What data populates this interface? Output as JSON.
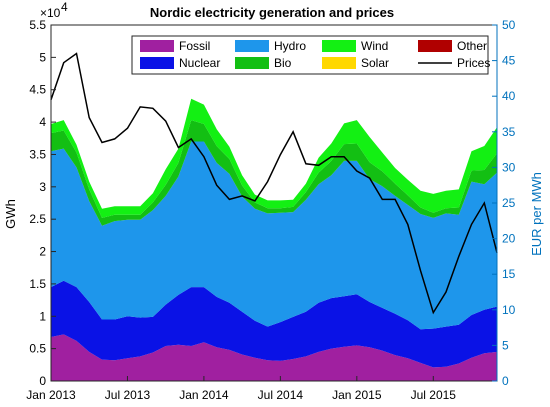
{
  "chart_data": {
    "type": "area",
    "title": "Nordic electricity generation and prices",
    "ylabel_left": "GWh",
    "ylabel_right": "EUR per MWh",
    "left_axis_exponent": "×10",
    "left_axis_exponent_power": "4",
    "ylim_left": [
      0,
      55000
    ],
    "ylim_right": [
      0,
      50
    ],
    "x_ticks": [
      "Jan 2013",
      "Jul 2013",
      "Jan 2014",
      "Jul 2014",
      "Jan 2015",
      "Jul 2015"
    ],
    "y_left_ticks": [
      "0",
      "0.5",
      "1",
      "1.5",
      "2",
      "2.5",
      "3",
      "3.5",
      "4",
      "4.5",
      "5",
      "5.5"
    ],
    "y_right_ticks": [
      "0",
      "5",
      "10",
      "15",
      "20",
      "25",
      "30",
      "35",
      "40",
      "45",
      "50"
    ],
    "x": [
      "2013-01",
      "2013-02",
      "2013-03",
      "2013-04",
      "2013-05",
      "2013-06",
      "2013-07",
      "2013-08",
      "2013-09",
      "2013-10",
      "2013-11",
      "2013-12",
      "2014-01",
      "2014-02",
      "2014-03",
      "2014-04",
      "2014-05",
      "2014-06",
      "2014-07",
      "2014-08",
      "2014-09",
      "2014-10",
      "2014-11",
      "2014-12",
      "2015-01",
      "2015-02",
      "2015-03",
      "2015-04",
      "2015-05",
      "2015-06",
      "2015-07",
      "2015-08",
      "2015-09",
      "2015-10",
      "2015-11",
      "2015-12"
    ],
    "legend_placement": "top-inside, 3 columns",
    "grid": false,
    "series": [
      {
        "name": "Fossil",
        "color": "#a020a0",
        "axis": "left",
        "values": [
          6800,
          7200,
          6200,
          4500,
          3300,
          3200,
          3500,
          3800,
          4400,
          5400,
          5600,
          5400,
          6000,
          5200,
          4800,
          4100,
          3600,
          3200,
          3100,
          3400,
          3800,
          4500,
          5000,
          5300,
          5500,
          5200,
          4700,
          4000,
          3500,
          2800,
          2100,
          2200,
          2700,
          3600,
          4300,
          4500
        ]
      },
      {
        "name": "Nuclear",
        "color": "#0a12e6",
        "axis": "left",
        "values": [
          7700,
          8300,
          8300,
          7700,
          6200,
          6300,
          6500,
          6000,
          5500,
          6400,
          7700,
          9100,
          8500,
          7800,
          7300,
          6600,
          5700,
          5200,
          6000,
          6500,
          6900,
          7600,
          7800,
          7800,
          7900,
          7000,
          6600,
          6400,
          5900,
          5200,
          6000,
          6200,
          6000,
          6600,
          6700,
          7000
        ]
      },
      {
        "name": "Hydro",
        "color": "#1e96eb",
        "axis": "left",
        "values": [
          21000,
          20400,
          18500,
          15600,
          14500,
          15200,
          14900,
          15100,
          16500,
          16800,
          18300,
          22500,
          22500,
          20700,
          19900,
          17800,
          17300,
          17500,
          16900,
          16200,
          17300,
          18300,
          19000,
          20900,
          20600,
          19000,
          18800,
          18200,
          17800,
          17800,
          17100,
          17500,
          17000,
          20600,
          19400,
          20700
        ]
      },
      {
        "name": "Bio",
        "color": "#13bf13",
        "axis": "left",
        "values": [
          2800,
          2800,
          2300,
          1800,
          1200,
          1000,
          800,
          800,
          1200,
          1700,
          2100,
          3300,
          2700,
          2600,
          2300,
          1700,
          1000,
          800,
          700,
          800,
          1200,
          1800,
          2200,
          2600,
          2700,
          2600,
          2300,
          1900,
          1500,
          1000,
          800,
          800,
          1100,
          1700,
          2200,
          3000
        ]
      },
      {
        "name": "Wind",
        "color": "#13f013",
        "axis": "left",
        "values": [
          1400,
          1600,
          1200,
          1200,
          1400,
          1300,
          1300,
          1300,
          1400,
          2400,
          2200,
          3300,
          3000,
          2600,
          1900,
          1600,
          1200,
          1200,
          1200,
          1100,
          1300,
          2300,
          2700,
          3200,
          3600,
          3900,
          2900,
          2400,
          2400,
          2600,
          2900,
          2700,
          2800,
          3000,
          3700,
          4000
        ]
      },
      {
        "name": "Other",
        "color": "#b00000",
        "axis": "left",
        "values": [
          0,
          0,
          0,
          0,
          0,
          0,
          0,
          0,
          0,
          0,
          0,
          0,
          0,
          0,
          0,
          0,
          0,
          0,
          0,
          0,
          0,
          0,
          0,
          0,
          0,
          0,
          0,
          0,
          0,
          0,
          0,
          0,
          0,
          0,
          0,
          0
        ]
      },
      {
        "name": "Solar",
        "color": "#ffd800",
        "axis": "left",
        "values": [
          0,
          0,
          0,
          0,
          0,
          0,
          0,
          0,
          0,
          0,
          0,
          0,
          0,
          0,
          0,
          0,
          0,
          0,
          0,
          0,
          0,
          0,
          0,
          0,
          0,
          0,
          0,
          0,
          0,
          0,
          0,
          0,
          0,
          0,
          0,
          0
        ]
      },
      {
        "name": "Prices",
        "color": "#000000",
        "axis": "right",
        "kind": "line",
        "values": [
          39.5,
          44.7,
          46.0,
          37.0,
          33.5,
          34.0,
          35.5,
          38.5,
          38.3,
          36.5,
          32.8,
          34.0,
          31.5,
          27.5,
          25.5,
          26.0,
          25.3,
          28.0,
          31.8,
          35.0,
          30.5,
          30.3,
          31.5,
          31.5,
          29.5,
          28.5,
          25.5,
          25.5,
          22.0,
          15.5,
          9.6,
          12.5,
          17.5,
          22.0,
          25.0,
          18.0
        ]
      }
    ]
  }
}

***

• [SHORT EXERCISE] State how many lines of the listing above include the word "name". Give nothing but the number.

• [THE SOLUTION] 8